What the task asks
Where a line contains the word "content", copy that line in full.

------------

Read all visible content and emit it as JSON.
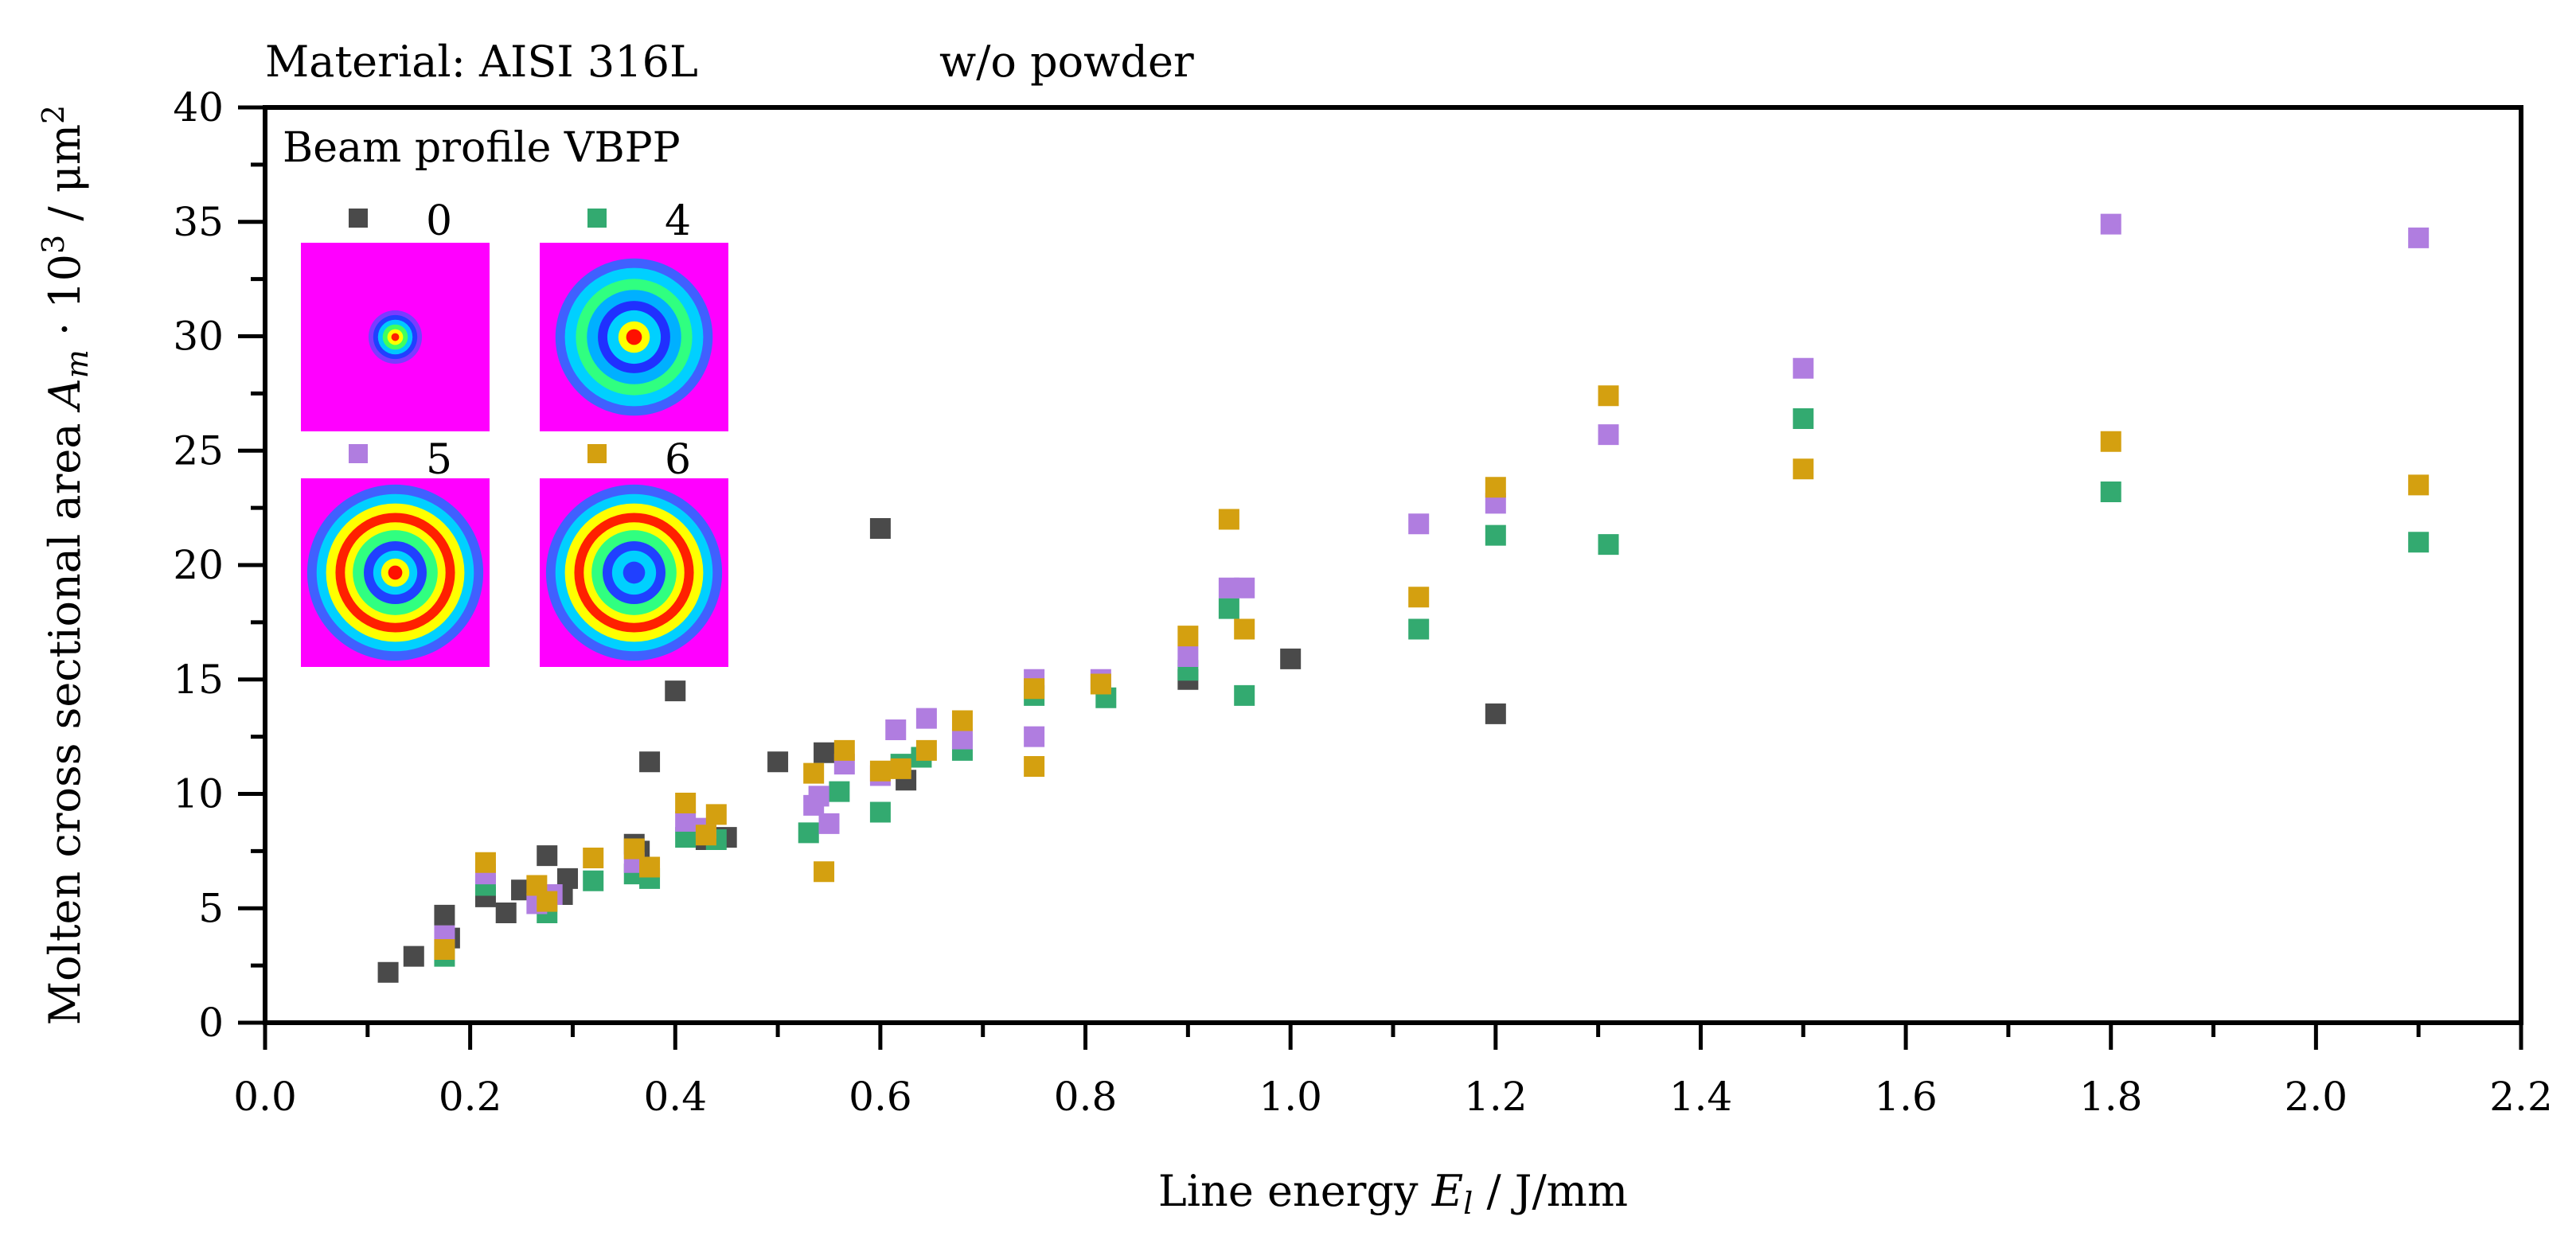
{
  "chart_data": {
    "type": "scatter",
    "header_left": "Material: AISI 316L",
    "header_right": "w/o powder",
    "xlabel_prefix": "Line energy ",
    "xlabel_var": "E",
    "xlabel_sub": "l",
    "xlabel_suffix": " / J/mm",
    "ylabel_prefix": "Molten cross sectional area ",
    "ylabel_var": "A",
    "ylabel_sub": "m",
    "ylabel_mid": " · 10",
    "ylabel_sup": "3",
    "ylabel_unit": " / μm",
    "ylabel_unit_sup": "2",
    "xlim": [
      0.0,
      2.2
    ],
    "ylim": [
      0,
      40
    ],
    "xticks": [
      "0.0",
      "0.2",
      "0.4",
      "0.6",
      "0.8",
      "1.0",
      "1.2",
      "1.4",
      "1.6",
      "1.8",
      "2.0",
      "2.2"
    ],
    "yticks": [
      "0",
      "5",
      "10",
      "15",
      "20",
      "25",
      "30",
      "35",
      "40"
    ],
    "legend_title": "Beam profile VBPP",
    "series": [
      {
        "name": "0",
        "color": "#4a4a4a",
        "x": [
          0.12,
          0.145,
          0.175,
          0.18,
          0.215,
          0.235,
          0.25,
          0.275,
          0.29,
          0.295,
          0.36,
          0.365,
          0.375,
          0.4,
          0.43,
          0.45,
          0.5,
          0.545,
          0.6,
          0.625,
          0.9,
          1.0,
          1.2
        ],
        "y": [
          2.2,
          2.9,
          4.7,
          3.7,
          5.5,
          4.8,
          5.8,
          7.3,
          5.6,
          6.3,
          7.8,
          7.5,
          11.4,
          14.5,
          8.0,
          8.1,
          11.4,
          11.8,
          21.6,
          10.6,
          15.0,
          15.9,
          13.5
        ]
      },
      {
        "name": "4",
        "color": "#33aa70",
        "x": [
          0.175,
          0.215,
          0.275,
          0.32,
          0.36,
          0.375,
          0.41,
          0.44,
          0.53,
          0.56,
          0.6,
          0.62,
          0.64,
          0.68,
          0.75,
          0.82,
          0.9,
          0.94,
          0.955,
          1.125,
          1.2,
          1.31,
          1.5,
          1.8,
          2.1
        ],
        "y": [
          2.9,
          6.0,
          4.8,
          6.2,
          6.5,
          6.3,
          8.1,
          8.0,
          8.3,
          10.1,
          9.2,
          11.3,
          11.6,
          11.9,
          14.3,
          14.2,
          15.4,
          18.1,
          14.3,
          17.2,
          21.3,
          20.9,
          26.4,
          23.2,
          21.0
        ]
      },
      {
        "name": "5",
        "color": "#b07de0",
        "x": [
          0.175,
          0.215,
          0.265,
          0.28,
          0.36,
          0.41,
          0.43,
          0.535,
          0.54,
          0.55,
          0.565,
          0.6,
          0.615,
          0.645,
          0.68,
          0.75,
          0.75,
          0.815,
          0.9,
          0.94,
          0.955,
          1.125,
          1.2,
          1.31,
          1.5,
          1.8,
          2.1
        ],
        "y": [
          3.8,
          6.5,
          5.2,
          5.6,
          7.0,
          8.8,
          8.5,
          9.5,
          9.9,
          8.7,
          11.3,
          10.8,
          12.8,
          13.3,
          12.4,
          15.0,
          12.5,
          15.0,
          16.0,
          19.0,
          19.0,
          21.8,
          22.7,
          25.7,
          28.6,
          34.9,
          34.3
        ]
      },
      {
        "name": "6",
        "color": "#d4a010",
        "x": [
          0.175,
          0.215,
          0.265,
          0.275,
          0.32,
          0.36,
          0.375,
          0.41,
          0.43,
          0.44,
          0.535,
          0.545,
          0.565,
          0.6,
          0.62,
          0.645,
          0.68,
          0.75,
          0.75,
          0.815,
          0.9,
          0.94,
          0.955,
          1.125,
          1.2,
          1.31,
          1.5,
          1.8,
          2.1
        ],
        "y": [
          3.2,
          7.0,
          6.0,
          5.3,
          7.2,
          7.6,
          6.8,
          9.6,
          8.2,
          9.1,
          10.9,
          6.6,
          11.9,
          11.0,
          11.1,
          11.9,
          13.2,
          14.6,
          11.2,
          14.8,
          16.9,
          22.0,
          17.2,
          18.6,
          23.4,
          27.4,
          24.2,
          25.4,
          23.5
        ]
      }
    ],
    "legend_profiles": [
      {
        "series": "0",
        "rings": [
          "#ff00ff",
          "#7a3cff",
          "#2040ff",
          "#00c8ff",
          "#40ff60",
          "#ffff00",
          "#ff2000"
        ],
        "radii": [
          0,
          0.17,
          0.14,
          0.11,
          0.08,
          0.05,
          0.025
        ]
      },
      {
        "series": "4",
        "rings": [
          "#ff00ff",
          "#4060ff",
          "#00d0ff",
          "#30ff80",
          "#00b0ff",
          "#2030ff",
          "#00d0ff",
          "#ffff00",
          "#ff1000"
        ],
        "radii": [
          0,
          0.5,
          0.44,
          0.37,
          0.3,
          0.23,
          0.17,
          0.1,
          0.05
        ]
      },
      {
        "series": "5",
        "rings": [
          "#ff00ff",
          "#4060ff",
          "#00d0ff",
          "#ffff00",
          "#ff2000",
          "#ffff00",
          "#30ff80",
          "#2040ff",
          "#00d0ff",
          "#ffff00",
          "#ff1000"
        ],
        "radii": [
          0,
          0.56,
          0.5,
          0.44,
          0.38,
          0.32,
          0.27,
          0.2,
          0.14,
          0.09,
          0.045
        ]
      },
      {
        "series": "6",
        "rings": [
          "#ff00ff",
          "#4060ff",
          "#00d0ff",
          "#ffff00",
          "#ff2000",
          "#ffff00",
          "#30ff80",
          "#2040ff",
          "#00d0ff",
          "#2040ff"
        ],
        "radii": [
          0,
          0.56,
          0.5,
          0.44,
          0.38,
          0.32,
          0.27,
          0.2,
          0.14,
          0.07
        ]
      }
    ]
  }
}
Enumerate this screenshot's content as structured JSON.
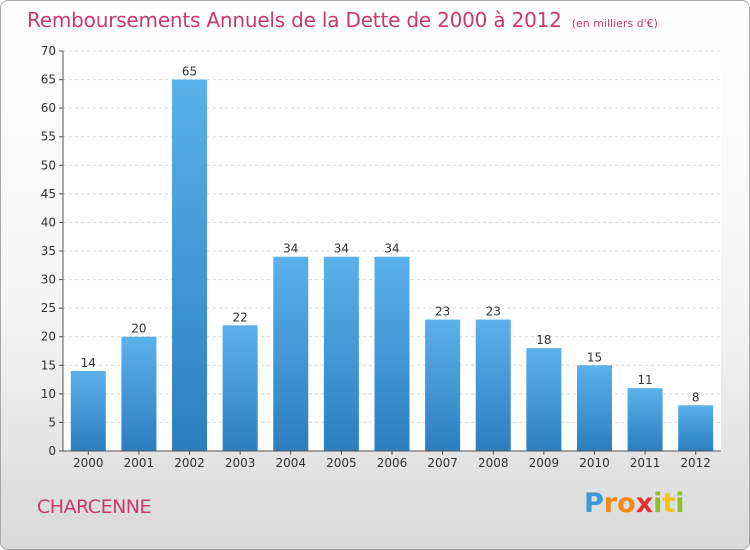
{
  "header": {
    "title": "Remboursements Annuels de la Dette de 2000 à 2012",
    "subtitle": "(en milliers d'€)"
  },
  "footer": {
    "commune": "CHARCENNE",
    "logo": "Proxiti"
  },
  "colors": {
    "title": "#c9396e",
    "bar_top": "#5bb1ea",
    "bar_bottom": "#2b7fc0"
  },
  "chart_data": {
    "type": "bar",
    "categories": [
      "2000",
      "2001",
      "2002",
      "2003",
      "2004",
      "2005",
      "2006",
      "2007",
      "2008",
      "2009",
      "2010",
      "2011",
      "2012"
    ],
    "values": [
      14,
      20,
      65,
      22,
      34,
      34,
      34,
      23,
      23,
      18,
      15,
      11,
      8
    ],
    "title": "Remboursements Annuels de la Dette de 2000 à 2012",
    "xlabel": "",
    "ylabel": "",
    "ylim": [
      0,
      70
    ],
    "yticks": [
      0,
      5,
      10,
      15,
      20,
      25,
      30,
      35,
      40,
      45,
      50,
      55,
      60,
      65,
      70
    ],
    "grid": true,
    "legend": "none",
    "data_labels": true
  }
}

------------

Result of this task
Read all visible content and emit it as JSON.
Enumerate this screenshot's content as structured JSON.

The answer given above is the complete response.